**Text provided:**
The figure below is an American view of a timeline that illustrates this mentality and how it leads to a linear, future-oriented perception of time.
Figure 1: Lewis, Carving up American time 2020.
Each arrow in this timeline follows the same direction, moving ahead. Therefore, it establishes a relation of consequence to the previous arrow, reinforcing the weight of the present's actions. The "worries for February" are connected to how January's plans were performed, as well as if they have been fulfilled or not. Furthermore, the author of this image refers to society as profit-oriented where *"time is a precious, even scarce, commodity". *The present is appropriated with the intention of generating rewards in the near future. Lewis also explains that:
"The past is over, but the present you can seize, parcel and package and make it work for you in the immediate future." (Lewis, How different cultures understand time 2020)
This contemporary observation can be compared to the well-known quote by an American author and historian from the 19^th^ century. As Alice Morse Earle once said:
"The clock is running. Make the most of today. Time waits for no man. Yesterday is history. Tomorrow is a mystery. Today is a gift. That's why it is called the present." (Earle, Sun Dials and roses of Yesterday 1971)

**Entries provided:**

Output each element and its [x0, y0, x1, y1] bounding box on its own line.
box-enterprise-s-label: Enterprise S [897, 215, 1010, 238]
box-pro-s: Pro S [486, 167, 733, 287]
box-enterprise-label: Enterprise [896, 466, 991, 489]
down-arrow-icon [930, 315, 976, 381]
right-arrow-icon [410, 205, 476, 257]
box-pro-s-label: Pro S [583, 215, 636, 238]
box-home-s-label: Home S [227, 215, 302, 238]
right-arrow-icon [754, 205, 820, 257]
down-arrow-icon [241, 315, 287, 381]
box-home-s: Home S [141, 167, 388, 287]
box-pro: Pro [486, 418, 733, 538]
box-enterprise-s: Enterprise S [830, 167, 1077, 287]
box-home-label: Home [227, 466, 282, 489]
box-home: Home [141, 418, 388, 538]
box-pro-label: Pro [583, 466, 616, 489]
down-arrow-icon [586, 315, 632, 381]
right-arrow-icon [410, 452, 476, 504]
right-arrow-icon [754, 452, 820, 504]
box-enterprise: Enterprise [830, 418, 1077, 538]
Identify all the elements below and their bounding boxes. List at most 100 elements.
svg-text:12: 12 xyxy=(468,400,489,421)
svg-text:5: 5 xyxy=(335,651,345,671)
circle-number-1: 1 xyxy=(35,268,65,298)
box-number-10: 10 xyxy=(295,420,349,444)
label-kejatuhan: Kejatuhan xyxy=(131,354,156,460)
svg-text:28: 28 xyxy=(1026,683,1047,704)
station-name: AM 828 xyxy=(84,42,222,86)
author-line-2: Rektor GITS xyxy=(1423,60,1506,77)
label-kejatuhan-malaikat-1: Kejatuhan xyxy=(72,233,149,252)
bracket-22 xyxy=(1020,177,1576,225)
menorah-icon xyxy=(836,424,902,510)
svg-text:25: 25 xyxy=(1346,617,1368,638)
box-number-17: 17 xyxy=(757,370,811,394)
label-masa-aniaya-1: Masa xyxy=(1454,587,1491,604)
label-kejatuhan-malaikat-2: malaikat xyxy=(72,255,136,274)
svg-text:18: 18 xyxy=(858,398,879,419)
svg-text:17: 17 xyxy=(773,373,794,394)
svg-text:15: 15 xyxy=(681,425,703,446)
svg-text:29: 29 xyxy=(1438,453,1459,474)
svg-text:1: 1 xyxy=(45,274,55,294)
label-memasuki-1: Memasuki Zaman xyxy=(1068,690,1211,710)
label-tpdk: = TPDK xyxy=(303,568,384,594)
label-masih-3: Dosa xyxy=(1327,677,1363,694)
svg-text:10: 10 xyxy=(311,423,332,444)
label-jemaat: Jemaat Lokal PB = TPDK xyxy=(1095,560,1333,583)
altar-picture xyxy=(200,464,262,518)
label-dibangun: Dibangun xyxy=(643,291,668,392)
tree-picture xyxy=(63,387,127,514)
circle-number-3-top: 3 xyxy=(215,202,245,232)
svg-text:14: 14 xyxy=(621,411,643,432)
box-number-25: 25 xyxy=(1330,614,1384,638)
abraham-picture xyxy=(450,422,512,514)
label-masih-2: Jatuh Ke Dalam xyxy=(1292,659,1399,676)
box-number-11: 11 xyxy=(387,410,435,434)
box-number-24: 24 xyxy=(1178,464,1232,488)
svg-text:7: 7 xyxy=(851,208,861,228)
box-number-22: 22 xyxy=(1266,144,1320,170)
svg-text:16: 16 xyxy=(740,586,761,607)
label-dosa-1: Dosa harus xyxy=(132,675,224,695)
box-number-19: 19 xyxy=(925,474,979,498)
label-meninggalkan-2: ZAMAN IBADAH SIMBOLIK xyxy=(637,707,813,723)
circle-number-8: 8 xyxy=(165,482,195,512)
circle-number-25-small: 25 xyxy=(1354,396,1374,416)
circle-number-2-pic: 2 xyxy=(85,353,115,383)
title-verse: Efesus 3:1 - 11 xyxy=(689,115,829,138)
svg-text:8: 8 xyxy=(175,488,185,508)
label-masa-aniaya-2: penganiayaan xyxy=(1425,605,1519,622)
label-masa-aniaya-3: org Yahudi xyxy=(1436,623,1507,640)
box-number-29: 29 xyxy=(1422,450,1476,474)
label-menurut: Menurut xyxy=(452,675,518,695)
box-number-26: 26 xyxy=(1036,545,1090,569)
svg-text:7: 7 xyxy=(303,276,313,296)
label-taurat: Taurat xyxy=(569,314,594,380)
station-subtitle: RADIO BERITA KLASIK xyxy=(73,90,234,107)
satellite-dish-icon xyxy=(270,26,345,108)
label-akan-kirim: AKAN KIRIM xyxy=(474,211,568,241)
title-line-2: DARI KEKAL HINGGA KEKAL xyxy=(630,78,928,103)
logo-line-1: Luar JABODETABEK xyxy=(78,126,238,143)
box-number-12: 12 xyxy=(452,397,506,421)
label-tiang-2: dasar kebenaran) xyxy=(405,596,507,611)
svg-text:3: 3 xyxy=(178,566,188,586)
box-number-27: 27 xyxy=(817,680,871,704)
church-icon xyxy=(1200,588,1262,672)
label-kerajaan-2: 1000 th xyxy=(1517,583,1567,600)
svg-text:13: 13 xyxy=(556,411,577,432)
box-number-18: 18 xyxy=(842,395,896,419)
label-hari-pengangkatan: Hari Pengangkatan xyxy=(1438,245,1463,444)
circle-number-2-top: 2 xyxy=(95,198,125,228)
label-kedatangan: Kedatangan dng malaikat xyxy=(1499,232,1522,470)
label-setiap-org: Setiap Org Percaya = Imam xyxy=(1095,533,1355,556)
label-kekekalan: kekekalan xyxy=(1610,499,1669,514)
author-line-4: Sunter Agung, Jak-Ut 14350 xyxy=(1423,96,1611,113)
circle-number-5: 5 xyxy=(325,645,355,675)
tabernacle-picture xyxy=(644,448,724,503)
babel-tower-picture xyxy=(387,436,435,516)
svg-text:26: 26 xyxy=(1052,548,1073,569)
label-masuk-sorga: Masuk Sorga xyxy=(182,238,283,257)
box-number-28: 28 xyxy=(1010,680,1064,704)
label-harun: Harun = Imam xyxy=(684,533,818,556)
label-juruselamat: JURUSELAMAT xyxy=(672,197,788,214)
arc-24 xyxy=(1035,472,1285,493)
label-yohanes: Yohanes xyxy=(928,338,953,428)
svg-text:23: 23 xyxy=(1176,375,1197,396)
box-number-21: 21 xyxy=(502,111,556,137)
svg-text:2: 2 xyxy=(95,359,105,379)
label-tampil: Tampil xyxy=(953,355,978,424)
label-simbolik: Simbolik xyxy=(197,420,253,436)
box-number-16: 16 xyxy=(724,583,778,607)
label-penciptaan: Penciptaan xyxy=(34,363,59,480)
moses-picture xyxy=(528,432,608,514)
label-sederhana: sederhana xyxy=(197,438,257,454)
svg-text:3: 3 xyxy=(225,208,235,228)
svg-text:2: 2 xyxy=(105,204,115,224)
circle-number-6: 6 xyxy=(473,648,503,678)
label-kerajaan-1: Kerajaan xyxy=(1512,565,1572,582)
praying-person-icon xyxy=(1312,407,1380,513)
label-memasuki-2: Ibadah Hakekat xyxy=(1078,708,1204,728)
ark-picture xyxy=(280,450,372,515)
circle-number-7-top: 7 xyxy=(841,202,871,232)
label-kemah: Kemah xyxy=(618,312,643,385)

**Task to complete:** Return the passage on the American view of time in full, word for word. You won't need the material.

**Output of the exercise:**
The figure below is an American view of a timeline that illustrates this mentality and how it leads to a linear, future-oriented perception of time.
Figure 1: Lewis, Carving up American time 2020.
Each arrow in this timeline follows the same direction, moving ahead. Therefore, it establishes a relation of consequence to the previous arrow, reinforcing the weight of the present's actions. The "worries for February" are connected to how January's plans were performed, as well as if they have been fulfilled or not. Furthermore, the author of this image refers to society as profit-oriented where *"time is a precious, even scarce, commodity". *The present is appropriated with the intention of generating rewards in the near future. Lewis also explains that:
"The past is over, but the present you can seize, parcel and package and make it work for you in the immediate future." (Lewis, How different cultures understand time 2020)
This contemporary observation can be compared to the well-known quote by an American author and historian from the 19^th^ century. As Alice Morse Earle once said:
"The clock is running. Make the most of today. Time waits for no man. Yesterday is history. Tomorrow is a mystery. Today is a gift. That's why it is called the present." (Earle, Sun Dials and roses of Yesterday 1971)